REQUIRED ACTION:
Omit the pictures, and output the rest of the entries exactly as written.

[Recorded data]
◇ ◇ ◇ ◇ ◇ ◇ ◇

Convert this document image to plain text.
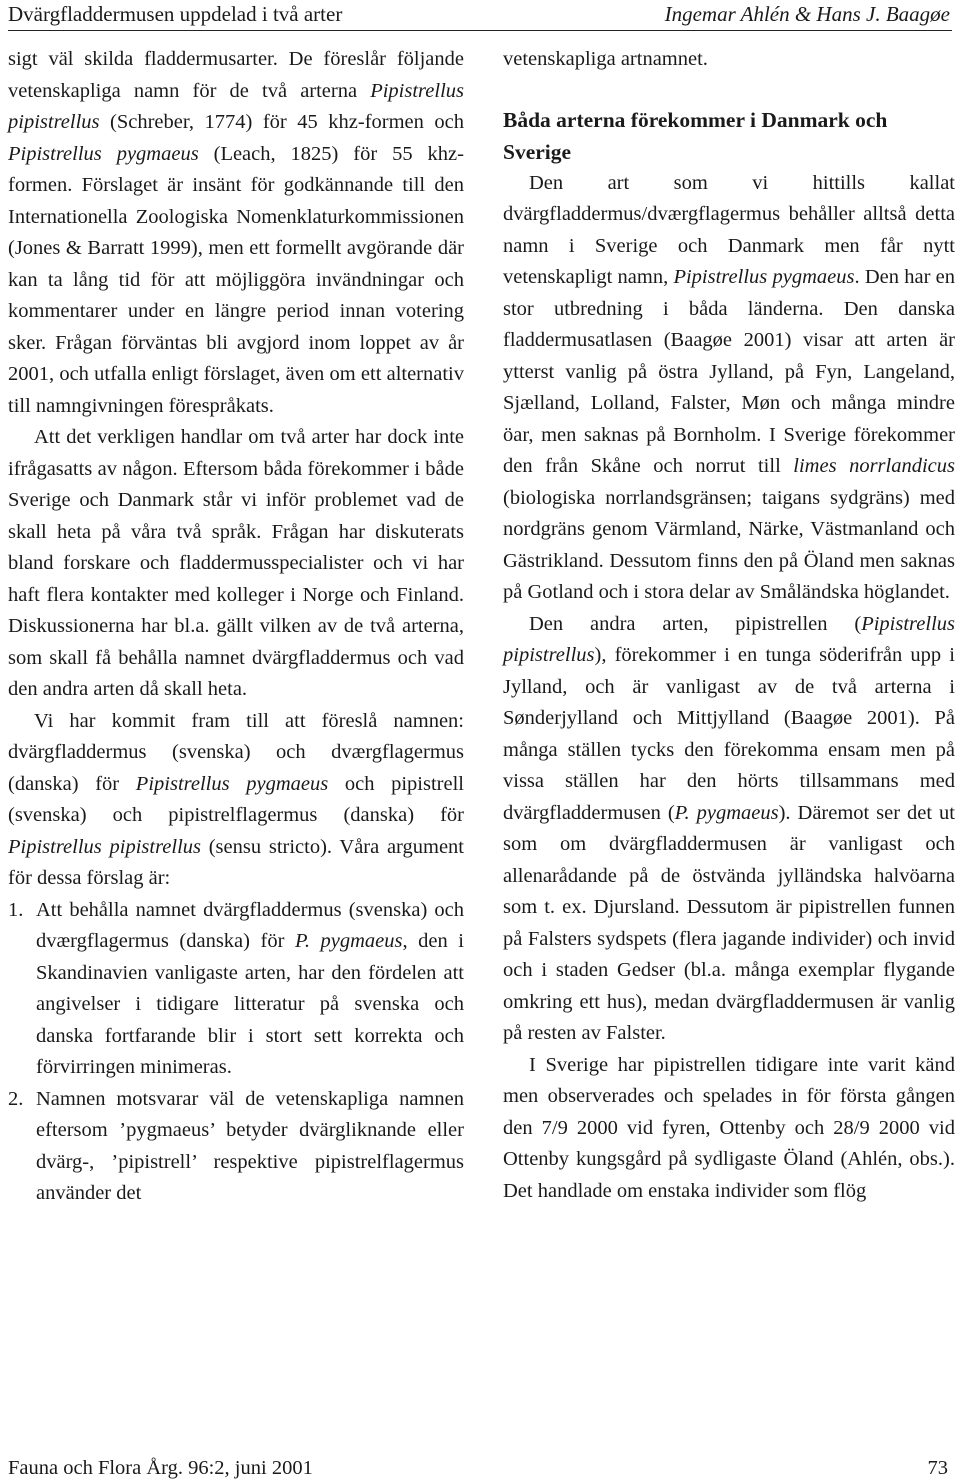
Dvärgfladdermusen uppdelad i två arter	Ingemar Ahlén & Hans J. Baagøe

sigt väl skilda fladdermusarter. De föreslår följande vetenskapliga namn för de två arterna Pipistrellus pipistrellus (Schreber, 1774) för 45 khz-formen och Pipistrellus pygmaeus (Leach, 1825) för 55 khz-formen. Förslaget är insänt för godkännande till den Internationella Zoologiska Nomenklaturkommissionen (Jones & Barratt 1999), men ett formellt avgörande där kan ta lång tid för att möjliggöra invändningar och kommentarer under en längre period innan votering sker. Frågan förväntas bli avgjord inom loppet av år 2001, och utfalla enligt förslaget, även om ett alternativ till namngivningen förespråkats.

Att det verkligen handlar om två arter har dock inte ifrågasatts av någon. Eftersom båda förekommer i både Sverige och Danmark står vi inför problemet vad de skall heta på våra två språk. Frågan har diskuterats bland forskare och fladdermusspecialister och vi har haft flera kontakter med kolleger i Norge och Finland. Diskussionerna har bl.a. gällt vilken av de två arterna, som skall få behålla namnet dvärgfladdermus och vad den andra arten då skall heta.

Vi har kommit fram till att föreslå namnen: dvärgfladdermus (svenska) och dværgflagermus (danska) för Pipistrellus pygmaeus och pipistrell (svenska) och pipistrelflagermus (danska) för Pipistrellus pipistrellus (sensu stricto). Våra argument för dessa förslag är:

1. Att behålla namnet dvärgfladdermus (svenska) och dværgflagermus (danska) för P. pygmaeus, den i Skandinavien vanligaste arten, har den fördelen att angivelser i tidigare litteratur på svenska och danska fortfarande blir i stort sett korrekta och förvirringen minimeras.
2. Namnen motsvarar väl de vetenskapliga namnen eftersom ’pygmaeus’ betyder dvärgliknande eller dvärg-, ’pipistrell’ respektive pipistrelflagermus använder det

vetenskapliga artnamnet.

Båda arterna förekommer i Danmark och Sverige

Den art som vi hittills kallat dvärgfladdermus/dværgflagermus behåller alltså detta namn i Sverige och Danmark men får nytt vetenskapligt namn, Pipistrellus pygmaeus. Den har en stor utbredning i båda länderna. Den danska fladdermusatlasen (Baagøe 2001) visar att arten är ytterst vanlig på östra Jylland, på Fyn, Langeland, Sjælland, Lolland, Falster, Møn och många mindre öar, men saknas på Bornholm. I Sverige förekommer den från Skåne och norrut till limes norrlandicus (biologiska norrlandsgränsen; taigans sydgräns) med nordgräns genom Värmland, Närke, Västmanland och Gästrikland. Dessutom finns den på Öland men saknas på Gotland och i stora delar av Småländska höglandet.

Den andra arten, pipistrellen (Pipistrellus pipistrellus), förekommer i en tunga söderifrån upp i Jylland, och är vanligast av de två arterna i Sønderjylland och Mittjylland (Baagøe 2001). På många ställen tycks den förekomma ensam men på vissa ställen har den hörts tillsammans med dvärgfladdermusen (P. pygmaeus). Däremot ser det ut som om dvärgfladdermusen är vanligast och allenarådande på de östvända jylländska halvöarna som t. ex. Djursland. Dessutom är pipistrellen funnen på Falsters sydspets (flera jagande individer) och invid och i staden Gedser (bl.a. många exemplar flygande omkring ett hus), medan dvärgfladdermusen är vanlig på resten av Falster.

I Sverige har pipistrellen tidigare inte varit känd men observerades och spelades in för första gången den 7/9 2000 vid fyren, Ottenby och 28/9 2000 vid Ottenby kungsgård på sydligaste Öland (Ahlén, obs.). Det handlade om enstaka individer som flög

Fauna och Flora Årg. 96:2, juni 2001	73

◇ ◇ ◇ ◇ ◇ ◇ ◇

WRITTEN REPLY:
Convert this document image to plain text.
Dvärgfladdermusen uppdelad i två arter	Ingemar Ahlén & Hans J. Baagøe

sigt väl skilda fladdermusarter. De föreslår följande vetenskapliga namn för de två arterna Pipistrellus pipistrellus (Schreber, 1774) för 45 khz-formen och Pipistrellus pygmaeus (Leach, 1825) för 55 khz-formen. Förslaget är insänt för godkännande till den Internationella Zoologiska Nomenklaturkommissionen (Jones & Barratt 1999), men ett formellt avgörande där kan ta lång tid för att möjliggöra invändningar och kommentarer under en längre period innan votering sker. Frågan förväntas bli avgjord inom loppet av år 2001, och utfalla enligt förslaget, även om ett alternativ till namngivningen förespråkats.

Att det verkligen handlar om två arter har dock inte ifrågasatts av någon. Eftersom båda förekommer i både Sverige och Danmark står vi inför problemet vad de skall heta på våra två språk. Frågan har diskuterats bland forskare och fladdermusspecialister och vi har haft flera kontakter med kolleger i Norge och Finland. Diskussionerna har bl.a. gällt vilken av de två arterna, som skall få behålla namnet dvärgfladdermus och vad den andra arten då skall heta.

Vi har kommit fram till att föreslå namnen: dvärgfladdermus (svenska) och dværgflagermus (danska) för Pipistrellus pygmaeus och pipistrell (svenska) och pipistrelflagermus (danska) för Pipistrellus pipistrellus (sensu stricto). Våra argument för dessa förslag är:

1. Att behålla namnet dvärgfladdermus (svenska) och dværgflagermus (danska) för P. pygmaeus, den i Skandinavien vanligaste arten, har den fördelen att angivelser i tidigare litteratur på svenska och danska fortfarande blir i stort sett korrekta och förvirringen minimeras.
2. Namnen motsvarar väl de vetenskapliga namnen eftersom ’pygmaeus’ betyder dvärgliknande eller dvärg-, ’pipistrell’ respektive pipistrelflagermus använder det

vetenskapliga artnamnet.

Båda arterna förekommer i Danmark och Sverige

Den art som vi hittills kallat dvärgfladdermus/dværgflagermus behåller alltså detta namn i Sverige och Danmark men får nytt vetenskapligt namn, Pipistrellus pygmaeus. Den har en stor utbredning i båda länderna. Den danska fladdermusatlasen (Baagøe 2001) visar att arten är ytterst vanlig på östra Jylland, på Fyn, Langeland, Sjælland, Lolland, Falster, Møn och många mindre öar, men saknas på Bornholm. I Sverige förekommer den från Skåne och norrut till limes norrlandicus (biologiska norrlandsgränsen; taigans sydgräns) med nordgräns genom Värmland, Närke, Västmanland och Gästrikland. Dessutom finns den på Öland men saknas på Gotland och i stora delar av Småländska höglandet.

Den andra arten, pipistrellen (Pipistrellus pipistrellus), förekommer i en tunga söderifrån upp i Jylland, och är vanligast av de två arterna i Sønderjylland och Mittjylland (Baagøe 2001). På många ställen tycks den förekomma ensam men på vissa ställen har den hörts tillsammans med dvärgfladdermusen (P. pygmaeus). Däremot ser det ut som om dvärgfladdermusen är vanligast och allenarådande på de östvända jylländska halvöarna som t. ex. Djursland. Dessutom är pipistrellen funnen på Falsters sydspets (flera jagande individer) och invid och i staden Gedser (bl.a. många exemplar flygande omkring ett hus), medan dvärgfladdermusen är vanlig på resten av Falster.

I Sverige har pipistrellen tidigare inte varit känd men observerades och spelades in för första gången den 7/9 2000 vid fyren, Ottenby och 28/9 2000 vid Ottenby kungsgård på sydligaste Öland (Ahlén, obs.). Det handlade om enstaka individer som flög

Fauna och Flora Årg. 96:2, juni 2001	73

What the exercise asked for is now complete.